(Some records)
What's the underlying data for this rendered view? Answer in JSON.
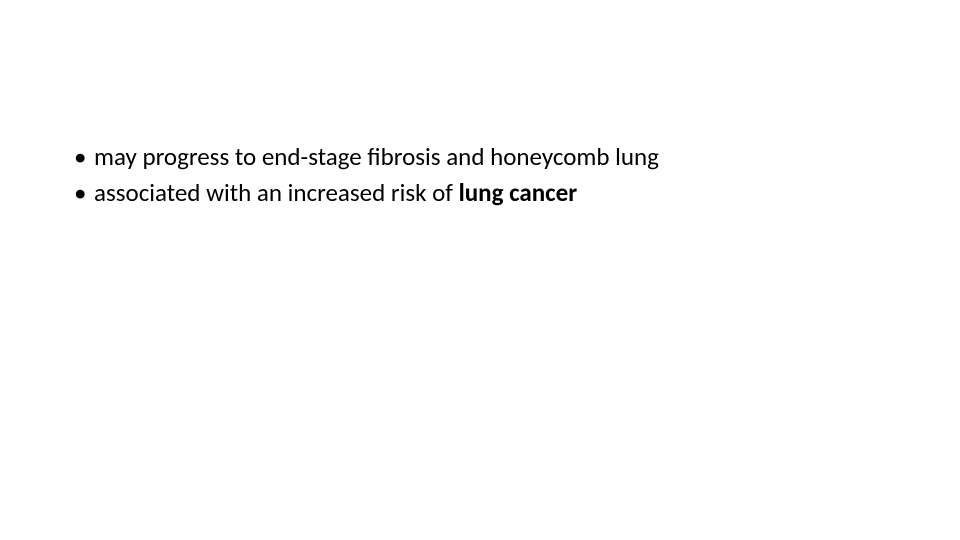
{
  "slide": {
    "background_color": "#ffffff",
    "text_color": "#000000",
    "font_family": "Calibri",
    "font_size_pt": 25,
    "bullets": [
      {
        "text_prefix": "may progress to end-stage fibrosis and honeycomb lung",
        "text_bold": "",
        "has_bold": false
      },
      {
        "text_prefix": "associated with an increased risk of ",
        "text_bold": "lung cancer",
        "has_bold": true
      }
    ]
  }
}
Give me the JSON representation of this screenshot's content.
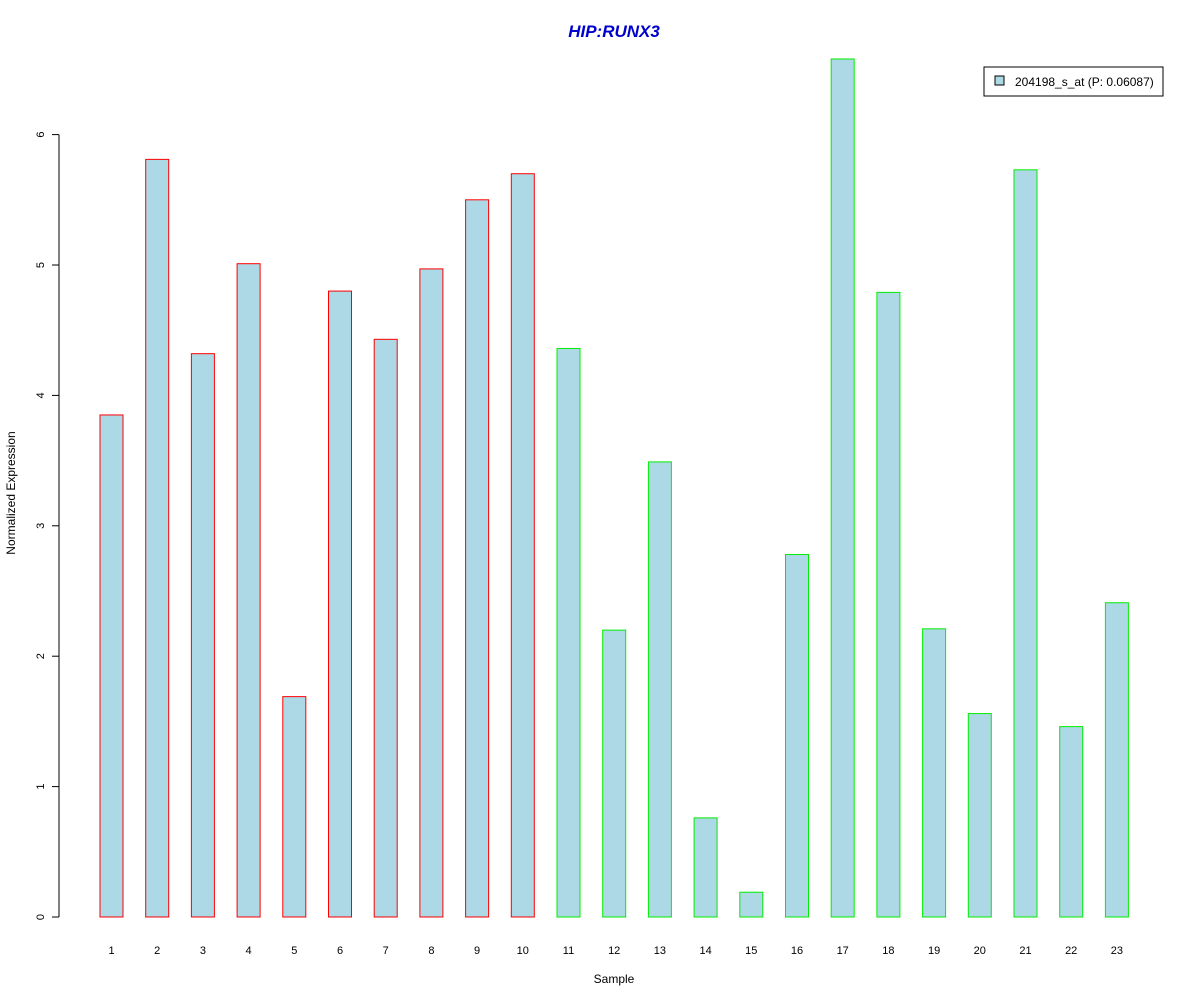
{
  "chart_data": {
    "type": "bar",
    "title": "HIP:RUNX3",
    "title_color": "#0000cc",
    "xlabel": "Sample",
    "ylabel": "Normalized Expression",
    "ylim": [
      0,
      6.6
    ],
    "yticks": [
      0,
      1,
      2,
      3,
      4,
      5,
      6
    ],
    "categories": [
      "1",
      "2",
      "3",
      "4",
      "5",
      "6",
      "7",
      "8",
      "9",
      "10",
      "11",
      "12",
      "13",
      "14",
      "15",
      "16",
      "17",
      "18",
      "19",
      "20",
      "21",
      "22",
      "23"
    ],
    "series": [
      {
        "name": "204198_s_at (P: 0.06087)",
        "fill": "#add8e6",
        "values": [
          3.85,
          5.81,
          4.32,
          5.01,
          1.69,
          4.8,
          4.43,
          4.97,
          5.5,
          5.7,
          4.36,
          2.2,
          3.49,
          0.76,
          0.19,
          2.78,
          6.58,
          4.79,
          2.21,
          1.56,
          5.73,
          1.46,
          2.41
        ]
      }
    ],
    "groups": [
      {
        "count": 10,
        "border": "#ff0000"
      },
      {
        "count": 13,
        "border": "#00ee00"
      }
    ],
    "legend_position": "top-right",
    "grid": false
  }
}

▶ TASK INSTRUCTIONS
Each line of the material must be retyped exactly, except that images are omitted.

▶ OUTPUT FOR THIS TASK
What's the underlying data for this rendered view? Answer in JSON.
{
  "slide": {
    "background_color": "#ffffff",
    "text_color": "#000000",
    "font_family": "Calibri",
    "font_size_pt": 25,
    "bullets": [
      {
        "text_prefix": "may progress to end-stage fibrosis and honeycomb lung",
        "text_bold": "",
        "has_bold": false
      },
      {
        "text_prefix": "associated with an increased risk of ",
        "text_bold": "lung cancer",
        "has_bold": true
      }
    ]
  }
}
Give me the JSON representation of this screenshot's content.
{
  "chart_data": {
    "type": "bar",
    "title": "HIP:RUNX3",
    "title_color": "#0000cc",
    "xlabel": "Sample",
    "ylabel": "Normalized Expression",
    "ylim": [
      0,
      6.6
    ],
    "yticks": [
      0,
      1,
      2,
      3,
      4,
      5,
      6
    ],
    "categories": [
      "1",
      "2",
      "3",
      "4",
      "5",
      "6",
      "7",
      "8",
      "9",
      "10",
      "11",
      "12",
      "13",
      "14",
      "15",
      "16",
      "17",
      "18",
      "19",
      "20",
      "21",
      "22",
      "23"
    ],
    "series": [
      {
        "name": "204198_s_at (P: 0.06087)",
        "fill": "#add8e6",
        "values": [
          3.85,
          5.81,
          4.32,
          5.01,
          1.69,
          4.8,
          4.43,
          4.97,
          5.5,
          5.7,
          4.36,
          2.2,
          3.49,
          0.76,
          0.19,
          2.78,
          6.58,
          4.79,
          2.21,
          1.56,
          5.73,
          1.46,
          2.41
        ]
      }
    ],
    "groups": [
      {
        "count": 10,
        "border": "#ff0000"
      },
      {
        "count": 13,
        "border": "#00ee00"
      }
    ],
    "legend_position": "top-right",
    "grid": false
  }
}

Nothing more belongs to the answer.